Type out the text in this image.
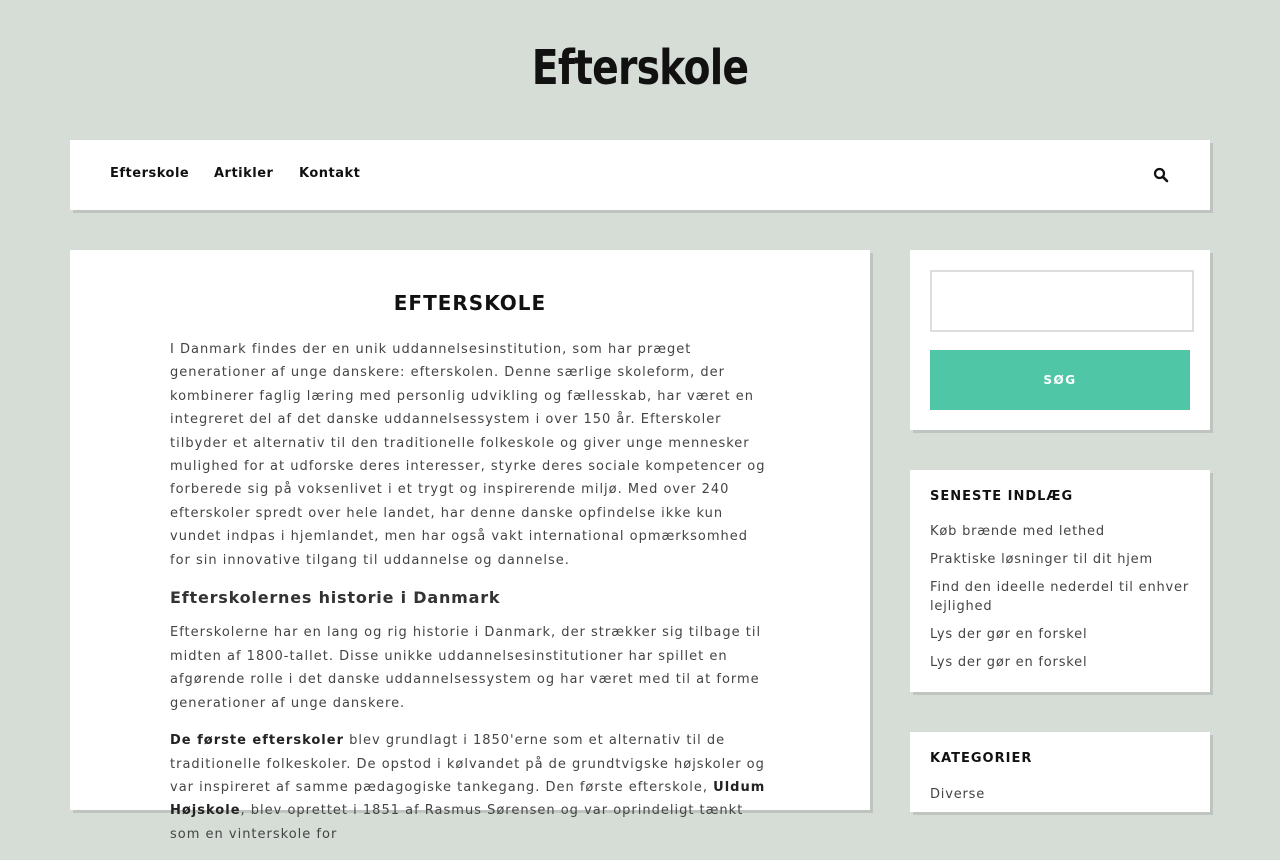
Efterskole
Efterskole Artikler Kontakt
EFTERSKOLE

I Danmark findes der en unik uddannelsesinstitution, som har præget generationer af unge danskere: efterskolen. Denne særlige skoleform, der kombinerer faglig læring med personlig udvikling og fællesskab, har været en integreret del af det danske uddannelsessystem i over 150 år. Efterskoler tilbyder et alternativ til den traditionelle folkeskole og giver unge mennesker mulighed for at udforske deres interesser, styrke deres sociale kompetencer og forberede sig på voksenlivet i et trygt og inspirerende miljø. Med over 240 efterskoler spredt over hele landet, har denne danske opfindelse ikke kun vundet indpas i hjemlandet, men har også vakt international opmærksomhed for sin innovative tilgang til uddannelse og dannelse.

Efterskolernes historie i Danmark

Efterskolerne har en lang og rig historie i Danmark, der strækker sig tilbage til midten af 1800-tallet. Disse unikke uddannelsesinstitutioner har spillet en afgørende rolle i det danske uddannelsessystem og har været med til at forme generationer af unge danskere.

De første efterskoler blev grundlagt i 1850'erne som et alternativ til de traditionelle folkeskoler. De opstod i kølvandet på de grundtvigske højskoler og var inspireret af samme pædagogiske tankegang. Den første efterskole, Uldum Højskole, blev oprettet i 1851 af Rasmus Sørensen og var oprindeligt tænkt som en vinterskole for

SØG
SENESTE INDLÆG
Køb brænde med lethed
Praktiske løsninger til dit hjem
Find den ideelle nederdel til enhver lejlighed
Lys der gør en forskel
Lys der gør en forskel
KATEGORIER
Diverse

# # # # # # #

• **AIM OF THE TASK**
Please write out all of the material above without changing a word, and omit any pictures.

• **RESPONSE TO THE TASK**
Type out the text in this image.
Efterskole
Efterskole Artikler Kontakt
EFTERSKOLE

I Danmark findes der en unik uddannelsesinstitution, som har præget generationer af unge danskere: efterskolen. Denne særlige skoleform, der kombinerer faglig læring med personlig udvikling og fællesskab, har været en integreret del af det danske uddannelsessystem i over 150 år. Efterskoler tilbyder et alternativ til den traditionelle folkeskole og giver unge mennesker mulighed for at udforske deres interesser, styrke deres sociale kompetencer og forberede sig på voksenlivet i et trygt og inspirerende miljø. Med over 240 efterskoler spredt over hele landet, har denne danske opfindelse ikke kun vundet indpas i hjemlandet, men har også vakt international opmærksomhed for sin innovative tilgang til uddannelse og dannelse.

Efterskolernes historie i Danmark

Efterskolerne har en lang og rig historie i Danmark, der strækker sig tilbage til midten af 1800-tallet. Disse unikke uddannelsesinstitutioner har spillet en afgørende rolle i det danske uddannelsessystem og har været med til at forme generationer af unge danskere.

De første efterskoler blev grundlagt i 1850'erne som et alternativ til de traditionelle folkeskoler. De opstod i kølvandet på de grundtvigske højskoler og var inspireret af samme pædagogiske tankegang. Den første efterskole, Uldum Højskole, blev oprettet i 1851 af Rasmus Sørensen og var oprindeligt tænkt som en vinterskole for

SØG
SENESTE INDLÆG
Køb brænde med lethed
Praktiske løsninger til dit hjem
Find den ideelle nederdel til enhver lejlighed
Lys der gør en forskel
Lys der gør en forskel
KATEGORIER
Diverse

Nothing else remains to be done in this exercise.